• [OBJECTIVE] Copy the entries below exactly. Images do not belong in the copy.

• [Figure collection entries]
::::::::::

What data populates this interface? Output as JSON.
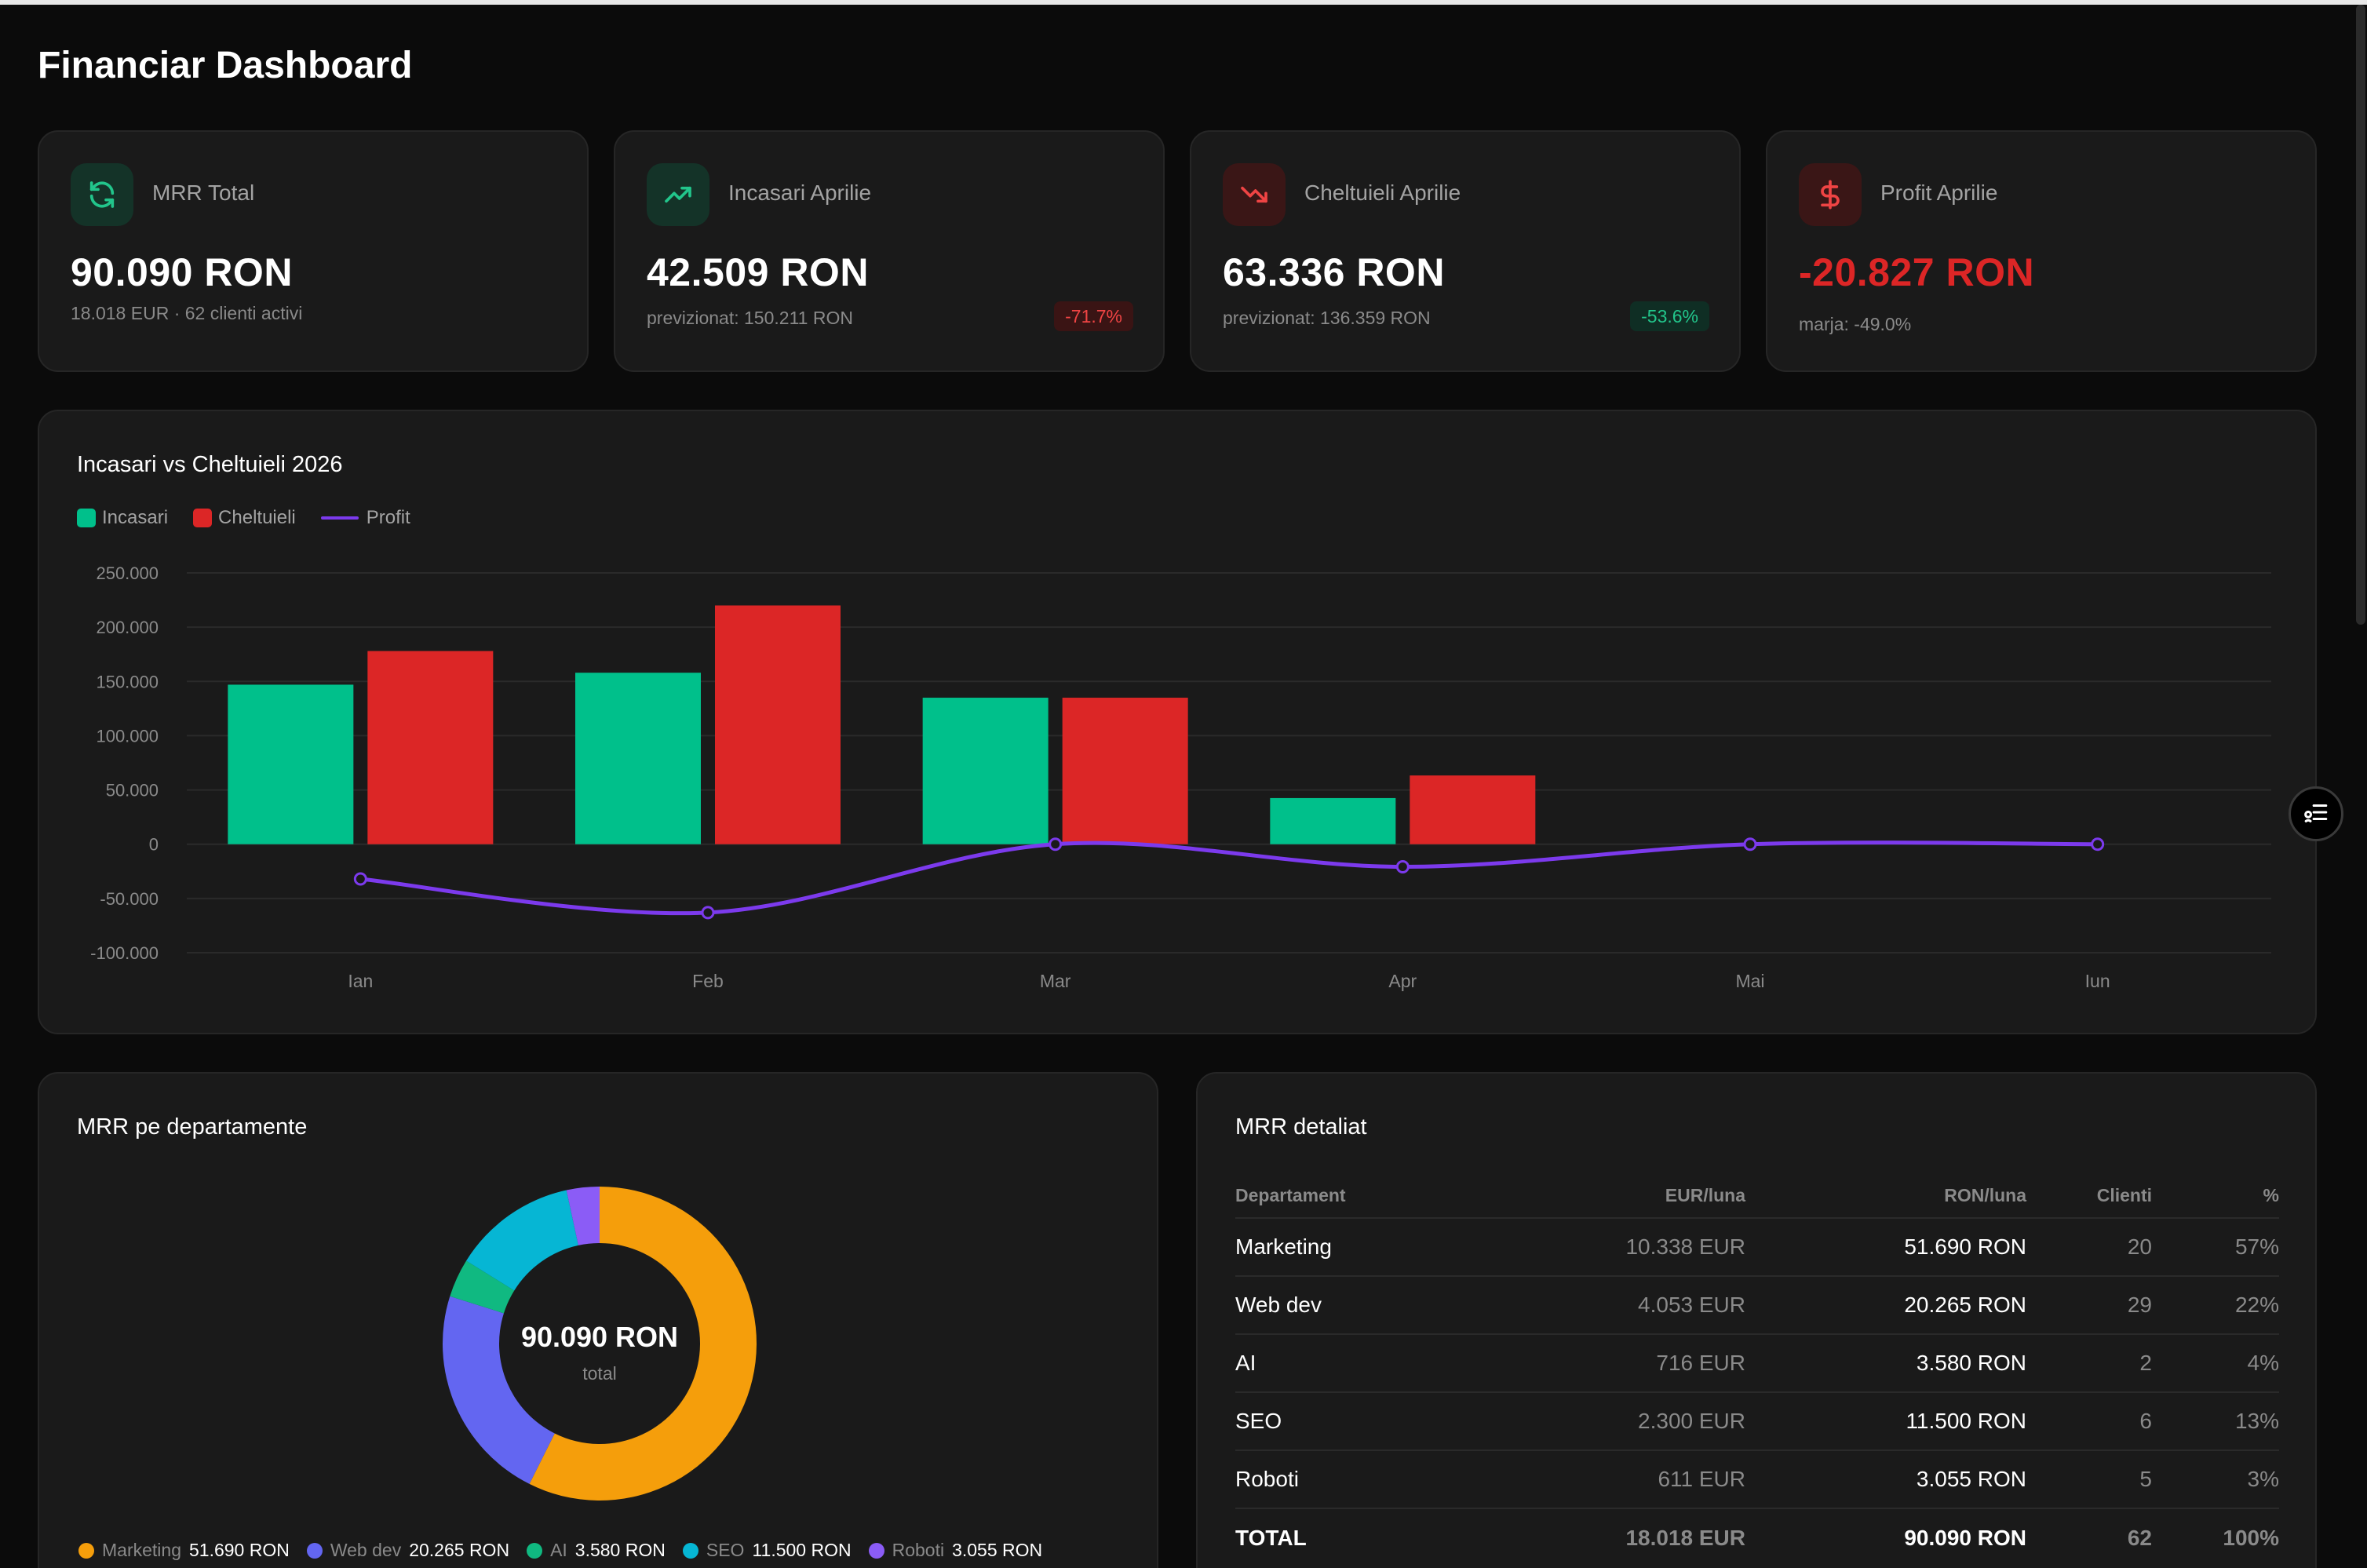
{
  "page": {
    "title": "Financiar Dashboard"
  },
  "colors": {
    "income": "#00c08b",
    "expense": "#dc2626",
    "profit": "#7c3aed",
    "marketing": "#f59e0b",
    "webdev": "#6366f1",
    "ai": "#10b981",
    "seo": "#06b6d4",
    "roboti": "#8b5cf6"
  },
  "stats": [
    {
      "icon": "refresh-icon",
      "label": "MRR Total",
      "value": "90.090 RON",
      "sub": "18.018 EUR · 62 clienti activi",
      "badge": ""
    },
    {
      "icon": "trending-up-icon",
      "label": "Incasari Aprilie",
      "value": "42.509 RON",
      "sub": "previzionat: 150.211 RON",
      "badge": "-71.7%"
    },
    {
      "icon": "trending-down-icon",
      "label": "Cheltuieli Aprilie",
      "value": "63.336 RON",
      "sub": "previzionat: 136.359 RON",
      "badge": "-53.6%"
    },
    {
      "icon": "dollar-icon",
      "label": "Profit Aprilie",
      "value": "-20.827 RON",
      "sub": "marja: -49.0%",
      "badge": ""
    }
  ],
  "chart_data": [
    {
      "type": "bar",
      "title": "Incasari vs Cheltuieli 2026",
      "categories": [
        "Ian",
        "Feb",
        "Mar",
        "Apr",
        "Mai",
        "Iun"
      ],
      "series": [
        {
          "name": "Incasari",
          "type": "bar",
          "values": [
            147000,
            158000,
            135000,
            42509,
            0,
            0
          ]
        },
        {
          "name": "Cheltuieli",
          "type": "bar",
          "values": [
            178000,
            220000,
            135000,
            63336,
            0,
            0
          ]
        },
        {
          "name": "Profit",
          "type": "line",
          "values": [
            -32000,
            -63000,
            0,
            -20827,
            0,
            0
          ]
        }
      ],
      "yticks": [
        "250.000",
        "200.000",
        "150.000",
        "100.000",
        "50.000",
        "0",
        "-50.000",
        "-100.000"
      ],
      "ylim": [
        -100000,
        250000
      ],
      "grid": true,
      "legend": "top-left"
    },
    {
      "type": "pie",
      "title": "MRR pe departamente",
      "center_value": "90.090 RON",
      "center_label": "total",
      "slices": [
        {
          "name": "Marketing",
          "value": 51690,
          "label": "51.690 RON"
        },
        {
          "name": "Web dev",
          "value": 20265,
          "label": "20.265 RON"
        },
        {
          "name": "AI",
          "value": 3580,
          "label": "3.580 RON"
        },
        {
          "name": "SEO",
          "value": 11500,
          "label": "11.500 RON"
        },
        {
          "name": "Roboti",
          "value": 3055,
          "label": "3.055 RON"
        }
      ]
    }
  ],
  "table": {
    "title": "MRR detaliat",
    "headers": [
      "Departament",
      "EUR/luna",
      "RON/luna",
      "Clienti",
      "%"
    ],
    "rows": [
      [
        "Marketing",
        "10.338 EUR",
        "51.690 RON",
        "20",
        "57%"
      ],
      [
        "Web dev",
        "4.053 EUR",
        "20.265 RON",
        "29",
        "22%"
      ],
      [
        "AI",
        "716 EUR",
        "3.580 RON",
        "2",
        "4%"
      ],
      [
        "SEO",
        "2.300 EUR",
        "11.500 RON",
        "6",
        "13%"
      ],
      [
        "Roboti",
        "611 EUR",
        "3.055 RON",
        "5",
        "3%"
      ]
    ],
    "total": [
      "TOTAL",
      "18.018 EUR",
      "90.090 RON",
      "62",
      "100%"
    ]
  },
  "float_button": {
    "icon": "tasks-icon"
  }
}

::::::::::

• [WORKED ANSWER]
What data populates this interface? Output as JSON.
{
  "page": {
    "title": "Financiar Dashboard"
  },
  "colors": {
    "income": "#00c08b",
    "expense": "#dc2626",
    "profit": "#7c3aed",
    "marketing": "#f59e0b",
    "webdev": "#6366f1",
    "ai": "#10b981",
    "seo": "#06b6d4",
    "roboti": "#8b5cf6"
  },
  "stats": [
    {
      "icon": "refresh-icon",
      "label": "MRR Total",
      "value": "90.090 RON",
      "sub": "18.018 EUR · 62 clienti activi",
      "badge": ""
    },
    {
      "icon": "trending-up-icon",
      "label": "Incasari Aprilie",
      "value": "42.509 RON",
      "sub": "previzionat: 150.211 RON",
      "badge": "-71.7%"
    },
    {
      "icon": "trending-down-icon",
      "label": "Cheltuieli Aprilie",
      "value": "63.336 RON",
      "sub": "previzionat: 136.359 RON",
      "badge": "-53.6%"
    },
    {
      "icon": "dollar-icon",
      "label": "Profit Aprilie",
      "value": "-20.827 RON",
      "sub": "marja: -49.0%",
      "badge": ""
    }
  ],
  "chart_data": [
    {
      "type": "bar",
      "title": "Incasari vs Cheltuieli 2026",
      "categories": [
        "Ian",
        "Feb",
        "Mar",
        "Apr",
        "Mai",
        "Iun"
      ],
      "series": [
        {
          "name": "Incasari",
          "type": "bar",
          "values": [
            147000,
            158000,
            135000,
            42509,
            0,
            0
          ]
        },
        {
          "name": "Cheltuieli",
          "type": "bar",
          "values": [
            178000,
            220000,
            135000,
            63336,
            0,
            0
          ]
        },
        {
          "name": "Profit",
          "type": "line",
          "values": [
            -32000,
            -63000,
            0,
            -20827,
            0,
            0
          ]
        }
      ],
      "yticks": [
        "250.000",
        "200.000",
        "150.000",
        "100.000",
        "50.000",
        "0",
        "-50.000",
        "-100.000"
      ],
      "ylim": [
        -100000,
        250000
      ],
      "grid": true,
      "legend": "top-left"
    },
    {
      "type": "pie",
      "title": "MRR pe departamente",
      "center_value": "90.090 RON",
      "center_label": "total",
      "slices": [
        {
          "name": "Marketing",
          "value": 51690,
          "label": "51.690 RON"
        },
        {
          "name": "Web dev",
          "value": 20265,
          "label": "20.265 RON"
        },
        {
          "name": "AI",
          "value": 3580,
          "label": "3.580 RON"
        },
        {
          "name": "SEO",
          "value": 11500,
          "label": "11.500 RON"
        },
        {
          "name": "Roboti",
          "value": 3055,
          "label": "3.055 RON"
        }
      ]
    }
  ],
  "table": {
    "title": "MRR detaliat",
    "headers": [
      "Departament",
      "EUR/luna",
      "RON/luna",
      "Clienti",
      "%"
    ],
    "rows": [
      [
        "Marketing",
        "10.338 EUR",
        "51.690 RON",
        "20",
        "57%"
      ],
      [
        "Web dev",
        "4.053 EUR",
        "20.265 RON",
        "29",
        "22%"
      ],
      [
        "AI",
        "716 EUR",
        "3.580 RON",
        "2",
        "4%"
      ],
      [
        "SEO",
        "2.300 EUR",
        "11.500 RON",
        "6",
        "13%"
      ],
      [
        "Roboti",
        "611 EUR",
        "3.055 RON",
        "5",
        "3%"
      ]
    ],
    "total": [
      "TOTAL",
      "18.018 EUR",
      "90.090 RON",
      "62",
      "100%"
    ]
  },
  "float_button": {
    "icon": "tasks-icon"
  }
}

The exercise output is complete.